Among the lines of these entries, how many hold the word "below"? State only the number.

----- Records shown

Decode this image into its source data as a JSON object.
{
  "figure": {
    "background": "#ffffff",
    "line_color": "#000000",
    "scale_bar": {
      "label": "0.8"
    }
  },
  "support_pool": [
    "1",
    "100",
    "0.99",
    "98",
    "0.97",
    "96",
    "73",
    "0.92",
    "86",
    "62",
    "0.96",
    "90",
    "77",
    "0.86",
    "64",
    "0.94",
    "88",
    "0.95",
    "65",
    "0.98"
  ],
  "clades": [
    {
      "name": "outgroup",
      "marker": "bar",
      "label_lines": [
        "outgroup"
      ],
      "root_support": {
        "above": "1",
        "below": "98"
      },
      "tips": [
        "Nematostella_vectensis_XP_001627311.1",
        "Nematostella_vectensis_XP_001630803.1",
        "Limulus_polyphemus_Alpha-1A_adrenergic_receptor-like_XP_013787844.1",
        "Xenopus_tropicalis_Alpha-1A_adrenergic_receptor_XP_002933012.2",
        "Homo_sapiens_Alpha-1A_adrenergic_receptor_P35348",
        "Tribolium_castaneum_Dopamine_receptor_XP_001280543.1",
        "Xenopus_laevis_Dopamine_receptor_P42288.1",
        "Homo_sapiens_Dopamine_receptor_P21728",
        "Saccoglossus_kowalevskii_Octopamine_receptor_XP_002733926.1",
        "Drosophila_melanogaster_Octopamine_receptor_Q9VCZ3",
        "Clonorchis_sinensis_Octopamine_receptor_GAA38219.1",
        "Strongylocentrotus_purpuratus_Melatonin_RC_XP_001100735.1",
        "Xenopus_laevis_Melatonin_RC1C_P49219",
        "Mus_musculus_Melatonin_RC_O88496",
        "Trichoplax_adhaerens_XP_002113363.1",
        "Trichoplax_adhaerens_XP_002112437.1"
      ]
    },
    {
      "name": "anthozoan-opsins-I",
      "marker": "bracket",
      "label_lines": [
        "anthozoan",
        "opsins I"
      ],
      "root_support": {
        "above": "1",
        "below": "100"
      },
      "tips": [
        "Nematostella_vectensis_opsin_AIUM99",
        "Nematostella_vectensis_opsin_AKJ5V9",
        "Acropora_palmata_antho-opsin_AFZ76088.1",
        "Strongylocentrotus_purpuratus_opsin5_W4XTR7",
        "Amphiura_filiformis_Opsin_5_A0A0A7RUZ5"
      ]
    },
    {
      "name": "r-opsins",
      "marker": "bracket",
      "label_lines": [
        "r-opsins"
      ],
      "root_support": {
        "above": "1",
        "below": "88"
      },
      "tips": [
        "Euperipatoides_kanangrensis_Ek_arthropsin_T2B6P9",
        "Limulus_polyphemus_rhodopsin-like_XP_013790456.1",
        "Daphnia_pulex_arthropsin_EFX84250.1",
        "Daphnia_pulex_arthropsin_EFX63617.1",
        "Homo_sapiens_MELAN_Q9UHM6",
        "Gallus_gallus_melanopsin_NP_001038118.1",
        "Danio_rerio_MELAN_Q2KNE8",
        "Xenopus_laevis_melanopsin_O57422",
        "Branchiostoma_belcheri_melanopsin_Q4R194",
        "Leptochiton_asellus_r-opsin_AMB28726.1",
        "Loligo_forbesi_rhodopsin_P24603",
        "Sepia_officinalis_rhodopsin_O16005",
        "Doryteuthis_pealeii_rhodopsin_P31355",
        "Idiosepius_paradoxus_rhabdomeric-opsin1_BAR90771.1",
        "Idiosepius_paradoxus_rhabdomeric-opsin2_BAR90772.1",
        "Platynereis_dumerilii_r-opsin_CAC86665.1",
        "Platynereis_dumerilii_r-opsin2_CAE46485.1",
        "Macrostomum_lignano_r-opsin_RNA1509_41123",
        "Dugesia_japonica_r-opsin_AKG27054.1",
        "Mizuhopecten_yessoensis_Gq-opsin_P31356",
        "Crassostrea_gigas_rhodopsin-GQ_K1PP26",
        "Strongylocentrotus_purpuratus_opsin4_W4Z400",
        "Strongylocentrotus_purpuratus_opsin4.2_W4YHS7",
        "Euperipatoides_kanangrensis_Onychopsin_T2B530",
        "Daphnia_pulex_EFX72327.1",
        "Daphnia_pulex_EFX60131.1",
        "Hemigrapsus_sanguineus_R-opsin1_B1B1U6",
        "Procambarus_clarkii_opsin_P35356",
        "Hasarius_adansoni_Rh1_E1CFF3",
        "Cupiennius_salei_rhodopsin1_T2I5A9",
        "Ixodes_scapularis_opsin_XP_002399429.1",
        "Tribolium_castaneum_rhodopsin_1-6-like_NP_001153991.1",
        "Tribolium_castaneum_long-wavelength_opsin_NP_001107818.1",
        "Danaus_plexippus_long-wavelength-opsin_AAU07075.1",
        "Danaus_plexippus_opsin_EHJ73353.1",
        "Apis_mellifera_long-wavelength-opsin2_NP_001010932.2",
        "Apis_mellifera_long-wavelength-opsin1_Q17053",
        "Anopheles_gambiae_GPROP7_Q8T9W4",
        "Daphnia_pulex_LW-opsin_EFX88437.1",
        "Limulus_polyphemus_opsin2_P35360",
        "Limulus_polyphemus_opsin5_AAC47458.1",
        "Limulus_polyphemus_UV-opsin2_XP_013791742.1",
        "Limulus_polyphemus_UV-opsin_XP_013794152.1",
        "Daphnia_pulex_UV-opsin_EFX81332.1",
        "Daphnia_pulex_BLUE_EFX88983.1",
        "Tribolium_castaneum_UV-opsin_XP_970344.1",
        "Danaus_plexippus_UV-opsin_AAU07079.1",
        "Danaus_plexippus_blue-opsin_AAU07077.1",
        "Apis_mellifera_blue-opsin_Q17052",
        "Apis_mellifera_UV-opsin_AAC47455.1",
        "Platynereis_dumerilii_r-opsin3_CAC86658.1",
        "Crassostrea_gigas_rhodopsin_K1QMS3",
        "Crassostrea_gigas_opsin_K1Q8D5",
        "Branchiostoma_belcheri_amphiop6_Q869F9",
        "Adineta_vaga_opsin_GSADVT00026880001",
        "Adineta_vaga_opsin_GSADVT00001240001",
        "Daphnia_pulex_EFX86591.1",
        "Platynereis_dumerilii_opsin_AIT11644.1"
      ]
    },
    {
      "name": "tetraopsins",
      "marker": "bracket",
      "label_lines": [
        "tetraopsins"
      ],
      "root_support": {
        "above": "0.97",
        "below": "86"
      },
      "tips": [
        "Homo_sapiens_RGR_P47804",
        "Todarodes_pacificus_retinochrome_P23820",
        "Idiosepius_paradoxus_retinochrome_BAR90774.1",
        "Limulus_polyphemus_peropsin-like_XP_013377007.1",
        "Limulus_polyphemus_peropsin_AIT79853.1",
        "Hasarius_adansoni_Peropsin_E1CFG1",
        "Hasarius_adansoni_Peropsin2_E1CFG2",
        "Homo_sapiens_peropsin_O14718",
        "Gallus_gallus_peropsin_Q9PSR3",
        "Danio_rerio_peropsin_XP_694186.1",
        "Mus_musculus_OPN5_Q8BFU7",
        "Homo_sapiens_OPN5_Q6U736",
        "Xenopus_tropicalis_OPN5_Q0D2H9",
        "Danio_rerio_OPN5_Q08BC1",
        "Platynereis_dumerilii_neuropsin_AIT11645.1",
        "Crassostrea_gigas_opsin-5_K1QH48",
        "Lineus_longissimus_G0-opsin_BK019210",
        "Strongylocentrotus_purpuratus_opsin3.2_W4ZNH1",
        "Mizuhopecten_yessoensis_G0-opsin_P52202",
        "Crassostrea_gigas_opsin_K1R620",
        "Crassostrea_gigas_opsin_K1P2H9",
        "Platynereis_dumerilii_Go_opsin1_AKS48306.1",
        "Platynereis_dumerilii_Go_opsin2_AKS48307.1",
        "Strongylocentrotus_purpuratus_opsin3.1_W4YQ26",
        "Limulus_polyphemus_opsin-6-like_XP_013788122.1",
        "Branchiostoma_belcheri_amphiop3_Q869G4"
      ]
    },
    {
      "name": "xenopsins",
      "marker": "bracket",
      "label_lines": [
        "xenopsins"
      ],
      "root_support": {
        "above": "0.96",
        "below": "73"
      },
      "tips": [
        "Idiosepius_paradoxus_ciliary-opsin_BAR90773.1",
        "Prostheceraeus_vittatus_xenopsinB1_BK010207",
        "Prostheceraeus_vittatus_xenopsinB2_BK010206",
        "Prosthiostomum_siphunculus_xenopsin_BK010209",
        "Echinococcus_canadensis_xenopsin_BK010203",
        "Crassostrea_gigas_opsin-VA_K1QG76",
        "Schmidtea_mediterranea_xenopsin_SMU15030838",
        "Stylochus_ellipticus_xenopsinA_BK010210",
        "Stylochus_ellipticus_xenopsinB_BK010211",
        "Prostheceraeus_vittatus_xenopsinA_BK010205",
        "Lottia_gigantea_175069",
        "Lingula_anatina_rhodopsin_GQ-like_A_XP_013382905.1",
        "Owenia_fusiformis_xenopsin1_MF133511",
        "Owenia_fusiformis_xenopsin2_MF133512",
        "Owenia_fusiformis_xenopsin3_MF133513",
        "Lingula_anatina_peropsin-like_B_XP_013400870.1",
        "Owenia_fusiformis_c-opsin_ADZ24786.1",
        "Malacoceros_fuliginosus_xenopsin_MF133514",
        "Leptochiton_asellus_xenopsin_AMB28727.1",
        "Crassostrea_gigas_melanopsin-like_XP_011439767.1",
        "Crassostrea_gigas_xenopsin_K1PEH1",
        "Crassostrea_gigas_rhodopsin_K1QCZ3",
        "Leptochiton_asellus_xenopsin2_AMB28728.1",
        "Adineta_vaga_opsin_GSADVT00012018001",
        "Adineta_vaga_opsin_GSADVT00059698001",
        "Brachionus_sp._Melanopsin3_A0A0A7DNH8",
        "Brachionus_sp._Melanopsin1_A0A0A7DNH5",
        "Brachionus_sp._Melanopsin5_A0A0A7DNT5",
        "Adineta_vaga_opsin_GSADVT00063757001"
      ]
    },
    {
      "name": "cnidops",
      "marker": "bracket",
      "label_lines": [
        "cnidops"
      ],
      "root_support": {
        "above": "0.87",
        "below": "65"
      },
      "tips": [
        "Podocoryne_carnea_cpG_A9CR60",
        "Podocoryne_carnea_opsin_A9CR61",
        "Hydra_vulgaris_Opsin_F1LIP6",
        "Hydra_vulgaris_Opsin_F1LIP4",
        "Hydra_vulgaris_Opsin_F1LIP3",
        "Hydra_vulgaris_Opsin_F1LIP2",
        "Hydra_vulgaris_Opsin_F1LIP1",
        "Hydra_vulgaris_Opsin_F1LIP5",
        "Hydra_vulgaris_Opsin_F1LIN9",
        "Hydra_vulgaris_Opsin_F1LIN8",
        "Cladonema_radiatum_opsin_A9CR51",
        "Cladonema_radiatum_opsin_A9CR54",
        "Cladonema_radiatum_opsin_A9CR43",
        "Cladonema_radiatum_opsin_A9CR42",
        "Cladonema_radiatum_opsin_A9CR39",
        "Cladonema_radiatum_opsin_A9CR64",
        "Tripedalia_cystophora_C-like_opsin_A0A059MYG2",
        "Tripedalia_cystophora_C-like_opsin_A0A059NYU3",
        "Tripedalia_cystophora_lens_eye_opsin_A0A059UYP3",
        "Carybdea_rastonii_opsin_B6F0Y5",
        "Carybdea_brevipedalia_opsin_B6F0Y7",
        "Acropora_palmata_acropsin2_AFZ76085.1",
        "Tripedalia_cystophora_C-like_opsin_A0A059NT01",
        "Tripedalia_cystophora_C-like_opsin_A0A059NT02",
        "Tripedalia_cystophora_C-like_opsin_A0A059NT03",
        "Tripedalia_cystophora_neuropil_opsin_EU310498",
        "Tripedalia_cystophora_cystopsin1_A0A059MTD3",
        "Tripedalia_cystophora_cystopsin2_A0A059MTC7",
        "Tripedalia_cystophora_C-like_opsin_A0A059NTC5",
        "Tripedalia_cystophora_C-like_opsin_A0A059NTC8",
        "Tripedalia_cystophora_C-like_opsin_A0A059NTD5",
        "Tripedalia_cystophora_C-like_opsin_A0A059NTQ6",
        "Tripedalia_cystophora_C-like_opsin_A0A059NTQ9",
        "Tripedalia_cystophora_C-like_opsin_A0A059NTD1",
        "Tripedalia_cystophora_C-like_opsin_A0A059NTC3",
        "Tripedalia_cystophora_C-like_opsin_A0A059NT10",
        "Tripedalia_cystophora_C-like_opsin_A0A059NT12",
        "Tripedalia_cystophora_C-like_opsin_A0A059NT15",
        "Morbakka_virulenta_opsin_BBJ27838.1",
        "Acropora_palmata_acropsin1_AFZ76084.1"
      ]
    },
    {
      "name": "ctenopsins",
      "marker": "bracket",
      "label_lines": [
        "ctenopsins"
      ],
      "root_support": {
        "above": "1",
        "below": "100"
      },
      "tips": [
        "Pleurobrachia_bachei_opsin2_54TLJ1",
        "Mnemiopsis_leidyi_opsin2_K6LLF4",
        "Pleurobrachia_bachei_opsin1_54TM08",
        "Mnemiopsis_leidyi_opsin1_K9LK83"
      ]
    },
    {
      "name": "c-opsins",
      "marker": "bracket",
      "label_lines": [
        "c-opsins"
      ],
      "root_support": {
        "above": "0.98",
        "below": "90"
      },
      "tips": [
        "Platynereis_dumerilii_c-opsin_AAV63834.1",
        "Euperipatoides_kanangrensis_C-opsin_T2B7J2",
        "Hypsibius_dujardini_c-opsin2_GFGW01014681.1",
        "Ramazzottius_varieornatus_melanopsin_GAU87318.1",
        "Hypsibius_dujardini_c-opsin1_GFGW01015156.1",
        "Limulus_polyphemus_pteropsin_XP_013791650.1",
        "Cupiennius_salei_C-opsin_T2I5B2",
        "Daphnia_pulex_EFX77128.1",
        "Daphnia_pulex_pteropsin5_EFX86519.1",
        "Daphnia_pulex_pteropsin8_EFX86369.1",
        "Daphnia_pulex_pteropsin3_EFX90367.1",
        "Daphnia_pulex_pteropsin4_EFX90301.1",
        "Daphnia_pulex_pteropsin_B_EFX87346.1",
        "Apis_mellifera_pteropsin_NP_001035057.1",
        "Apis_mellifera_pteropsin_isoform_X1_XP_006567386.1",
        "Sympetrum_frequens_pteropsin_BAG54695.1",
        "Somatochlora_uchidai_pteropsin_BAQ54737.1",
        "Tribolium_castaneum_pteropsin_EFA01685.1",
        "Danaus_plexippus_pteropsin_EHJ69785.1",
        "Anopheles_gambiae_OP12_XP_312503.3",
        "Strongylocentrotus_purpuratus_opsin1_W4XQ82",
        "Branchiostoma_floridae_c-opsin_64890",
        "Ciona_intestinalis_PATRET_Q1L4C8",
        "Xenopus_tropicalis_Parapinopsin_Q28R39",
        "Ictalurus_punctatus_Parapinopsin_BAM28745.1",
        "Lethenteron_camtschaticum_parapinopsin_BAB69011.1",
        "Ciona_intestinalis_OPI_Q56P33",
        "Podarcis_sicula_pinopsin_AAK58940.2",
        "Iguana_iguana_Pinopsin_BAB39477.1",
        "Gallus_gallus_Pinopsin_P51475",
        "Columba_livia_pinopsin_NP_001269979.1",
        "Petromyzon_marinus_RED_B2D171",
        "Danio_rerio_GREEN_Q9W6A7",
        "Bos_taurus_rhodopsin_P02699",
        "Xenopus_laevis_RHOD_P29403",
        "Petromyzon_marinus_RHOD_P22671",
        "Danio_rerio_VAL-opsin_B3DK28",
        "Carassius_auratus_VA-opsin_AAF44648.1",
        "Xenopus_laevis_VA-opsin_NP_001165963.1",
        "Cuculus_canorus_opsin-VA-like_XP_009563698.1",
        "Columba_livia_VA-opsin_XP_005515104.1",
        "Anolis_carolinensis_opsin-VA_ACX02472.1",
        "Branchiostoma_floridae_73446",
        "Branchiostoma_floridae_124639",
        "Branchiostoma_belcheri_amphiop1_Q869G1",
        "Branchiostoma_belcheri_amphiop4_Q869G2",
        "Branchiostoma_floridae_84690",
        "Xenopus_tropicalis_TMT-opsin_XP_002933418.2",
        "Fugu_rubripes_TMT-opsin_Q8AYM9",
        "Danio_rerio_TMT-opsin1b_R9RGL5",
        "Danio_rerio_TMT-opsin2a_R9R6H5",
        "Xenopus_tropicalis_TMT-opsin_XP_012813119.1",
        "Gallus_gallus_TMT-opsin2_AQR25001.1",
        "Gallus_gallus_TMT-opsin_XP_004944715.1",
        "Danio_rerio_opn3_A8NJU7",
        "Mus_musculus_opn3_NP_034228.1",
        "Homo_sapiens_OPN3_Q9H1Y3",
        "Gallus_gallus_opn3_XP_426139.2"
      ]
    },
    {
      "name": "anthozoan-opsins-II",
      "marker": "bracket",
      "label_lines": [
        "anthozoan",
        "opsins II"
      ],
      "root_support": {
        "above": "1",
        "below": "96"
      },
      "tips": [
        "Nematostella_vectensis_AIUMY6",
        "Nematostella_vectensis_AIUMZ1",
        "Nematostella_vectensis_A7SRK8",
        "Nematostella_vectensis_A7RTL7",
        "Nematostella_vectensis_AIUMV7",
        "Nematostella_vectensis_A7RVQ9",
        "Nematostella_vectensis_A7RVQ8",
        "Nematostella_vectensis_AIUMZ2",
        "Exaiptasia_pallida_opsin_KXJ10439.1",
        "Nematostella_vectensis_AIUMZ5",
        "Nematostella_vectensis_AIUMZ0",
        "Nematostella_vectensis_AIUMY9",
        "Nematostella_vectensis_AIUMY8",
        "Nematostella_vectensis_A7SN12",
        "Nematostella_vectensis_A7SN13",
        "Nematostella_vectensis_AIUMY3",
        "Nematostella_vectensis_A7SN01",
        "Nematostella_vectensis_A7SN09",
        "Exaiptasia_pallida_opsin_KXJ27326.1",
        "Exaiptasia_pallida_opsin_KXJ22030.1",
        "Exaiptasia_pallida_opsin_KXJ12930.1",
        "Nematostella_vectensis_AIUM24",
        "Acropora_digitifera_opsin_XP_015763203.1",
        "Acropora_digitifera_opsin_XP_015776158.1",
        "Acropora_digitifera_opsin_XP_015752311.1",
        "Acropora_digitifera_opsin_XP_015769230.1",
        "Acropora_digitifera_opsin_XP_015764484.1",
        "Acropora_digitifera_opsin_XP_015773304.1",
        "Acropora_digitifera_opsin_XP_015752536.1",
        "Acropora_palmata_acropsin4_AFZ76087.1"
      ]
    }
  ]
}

----------

## Answer to the task
9